▸ **EXCERPTED RECORDS**
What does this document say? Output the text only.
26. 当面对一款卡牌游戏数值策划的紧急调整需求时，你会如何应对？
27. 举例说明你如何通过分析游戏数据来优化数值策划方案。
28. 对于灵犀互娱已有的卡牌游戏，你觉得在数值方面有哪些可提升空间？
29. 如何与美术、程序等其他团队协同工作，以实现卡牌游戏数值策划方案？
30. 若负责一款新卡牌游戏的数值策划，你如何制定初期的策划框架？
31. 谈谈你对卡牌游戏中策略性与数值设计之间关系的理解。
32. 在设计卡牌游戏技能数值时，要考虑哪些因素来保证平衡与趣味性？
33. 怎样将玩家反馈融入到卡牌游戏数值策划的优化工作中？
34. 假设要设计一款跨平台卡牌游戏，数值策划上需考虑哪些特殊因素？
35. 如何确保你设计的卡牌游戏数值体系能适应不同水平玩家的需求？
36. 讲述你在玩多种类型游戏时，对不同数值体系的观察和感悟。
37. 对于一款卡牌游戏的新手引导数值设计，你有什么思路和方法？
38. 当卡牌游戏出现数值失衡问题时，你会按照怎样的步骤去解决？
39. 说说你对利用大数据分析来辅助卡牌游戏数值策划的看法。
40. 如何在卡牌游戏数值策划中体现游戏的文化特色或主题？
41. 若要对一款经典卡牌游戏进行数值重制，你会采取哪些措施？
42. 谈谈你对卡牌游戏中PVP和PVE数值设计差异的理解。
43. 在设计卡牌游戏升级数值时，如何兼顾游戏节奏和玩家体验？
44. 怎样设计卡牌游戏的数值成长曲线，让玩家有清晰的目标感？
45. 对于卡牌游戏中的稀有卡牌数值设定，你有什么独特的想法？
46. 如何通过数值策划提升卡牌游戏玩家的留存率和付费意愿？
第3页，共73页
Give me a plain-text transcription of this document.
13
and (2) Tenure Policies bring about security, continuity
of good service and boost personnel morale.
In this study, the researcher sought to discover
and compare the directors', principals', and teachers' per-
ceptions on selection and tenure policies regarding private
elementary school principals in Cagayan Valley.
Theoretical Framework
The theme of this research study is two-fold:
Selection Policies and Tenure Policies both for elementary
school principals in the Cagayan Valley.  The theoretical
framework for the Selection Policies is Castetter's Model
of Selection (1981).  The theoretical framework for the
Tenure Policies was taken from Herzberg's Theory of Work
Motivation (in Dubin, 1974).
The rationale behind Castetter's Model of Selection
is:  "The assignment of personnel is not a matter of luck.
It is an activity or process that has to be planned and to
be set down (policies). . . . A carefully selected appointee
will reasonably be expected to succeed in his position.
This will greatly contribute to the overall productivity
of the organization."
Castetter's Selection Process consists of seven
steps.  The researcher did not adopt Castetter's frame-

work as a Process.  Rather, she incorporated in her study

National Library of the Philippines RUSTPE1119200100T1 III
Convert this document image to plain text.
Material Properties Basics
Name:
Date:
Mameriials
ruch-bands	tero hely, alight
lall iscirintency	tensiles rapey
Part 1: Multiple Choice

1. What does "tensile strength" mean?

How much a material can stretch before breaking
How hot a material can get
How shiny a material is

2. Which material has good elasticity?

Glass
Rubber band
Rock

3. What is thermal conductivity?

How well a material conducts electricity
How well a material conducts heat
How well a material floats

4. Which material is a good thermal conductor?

▸ **SHORT PROBLEM**
Make an exact copy of every entry.

▸ **WRITTEN RESPONSE**
What does this document say? Output the text only.
26. 当面对一款卡牌游戏数值策划的紧急调整需求时，你会如何应对？
27. 举例说明你如何通过分析游戏数据来优化数值策划方案。
28. 对于灵犀互娱已有的卡牌游戏，你觉得在数值方面有哪些可提升空间？
29. 如何与美术、程序等其他团队协同工作，以实现卡牌游戏数值策划方案？
30. 若负责一款新卡牌游戏的数值策划，你如何制定初期的策划框架？
31. 谈谈你对卡牌游戏中策略性与数值设计之间关系的理解。
32. 在设计卡牌游戏技能数值时，要考虑哪些因素来保证平衡与趣味性？
33. 怎样将玩家反馈融入到卡牌游戏数值策划的优化工作中？
34. 假设要设计一款跨平台卡牌游戏，数值策划上需考虑哪些特殊因素？
35. 如何确保你设计的卡牌游戏数值体系能适应不同水平玩家的需求？
36. 讲述你在玩多种类型游戏时，对不同数值体系的观察和感悟。
37. 对于一款卡牌游戏的新手引导数值设计，你有什么思路和方法？
38. 当卡牌游戏出现数值失衡问题时，你会按照怎样的步骤去解决？
39. 说说你对利用大数据分析来辅助卡牌游戏数值策划的看法。
40. 如何在卡牌游戏数值策划中体现游戏的文化特色或主题？
41. 若要对一款经典卡牌游戏进行数值重制，你会采取哪些措施？
42. 谈谈你对卡牌游戏中PVP和PVE数值设计差异的理解。
43. 在设计卡牌游戏升级数值时，如何兼顾游戏节奏和玩家体验？
44. 怎样设计卡牌游戏的数值成长曲线，让玩家有清晰的目标感？
45. 对于卡牌游戏中的稀有卡牌数值设定，你有什么独特的想法？
46. 如何通过数值策划提升卡牌游戏玩家的留存率和付费意愿？
第3页，共73页
Give me a plain-text transcription of this document.
13
and (2) Tenure Policies bring about security, continuity
of good service and boost personnel morale.
In this study, the researcher sought to discover
and compare the directors', principals', and teachers' per-
ceptions on selection and tenure policies regarding private
elementary school principals in Cagayan Valley.
Theoretical Framework
The theme of this research study is two-fold:
Selection Policies and Tenure Policies both for elementary
school principals in the Cagayan Valley.  The theoretical
framework for the Selection Policies is Castetter's Model
of Selection (1981).  The theoretical framework for the
Tenure Policies was taken from Herzberg's Theory of Work
Motivation (in Dubin, 1974).
The rationale behind Castetter's Model of Selection
is:  "The assignment of personnel is not a matter of luck.
It is an activity or process that has to be planned and to
be set down (policies). . . . A carefully selected appointee
will reasonably be expected to succeed in his position.
This will greatly contribute to the overall productivity
of the organization."
Castetter's Selection Process consists of seven
steps.  The researcher did not adopt Castetter's frame-

work as a Process.  Rather, she incorporated in her study

National Library of the Philippines RUSTPE1119200100T1 III
Convert this document image to plain text.
Material Properties Basics
Name:
Date:
Mameriials
ruch-bands	tero hely, alight
lall iscirintency	tensiles rapey
Part 1: Multiple Choice

1. What does "tensile strength" mean?

How much a material can stretch before breaking
How hot a material can get
How shiny a material is

2. Which material has good elasticity?

Glass
Rubber band
Rock

3. What is thermal conductivity?

How well a material conducts electricity
How well a material conducts heat
How well a material floats

4. Which material is a good thermal conductor?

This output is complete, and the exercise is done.